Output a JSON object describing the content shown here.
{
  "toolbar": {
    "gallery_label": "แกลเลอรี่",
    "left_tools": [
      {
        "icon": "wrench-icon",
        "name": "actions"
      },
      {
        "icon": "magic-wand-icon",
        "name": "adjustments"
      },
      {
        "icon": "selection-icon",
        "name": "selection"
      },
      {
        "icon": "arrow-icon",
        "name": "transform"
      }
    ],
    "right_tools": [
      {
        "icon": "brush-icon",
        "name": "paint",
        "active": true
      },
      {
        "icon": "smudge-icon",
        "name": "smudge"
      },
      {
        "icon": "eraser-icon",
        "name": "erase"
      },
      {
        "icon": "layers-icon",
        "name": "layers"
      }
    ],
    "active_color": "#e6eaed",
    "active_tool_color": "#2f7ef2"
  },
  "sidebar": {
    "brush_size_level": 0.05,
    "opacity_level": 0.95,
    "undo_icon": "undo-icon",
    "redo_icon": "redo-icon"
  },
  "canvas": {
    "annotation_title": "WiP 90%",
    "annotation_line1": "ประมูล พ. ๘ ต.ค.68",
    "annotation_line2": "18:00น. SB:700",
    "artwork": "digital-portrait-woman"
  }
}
────────────────────────────────────────
- _EXERCISE_: Locate the word "name" in the records and collect each line it appears in.

- _FULL RESPONSE_:
        "name": "actions"
        "name": "adjustments"
        "name": "selection"
        "name": "transform"
        "name": "paint",
        "name": "smudge"
        "name": "erase"
        "name": "layers"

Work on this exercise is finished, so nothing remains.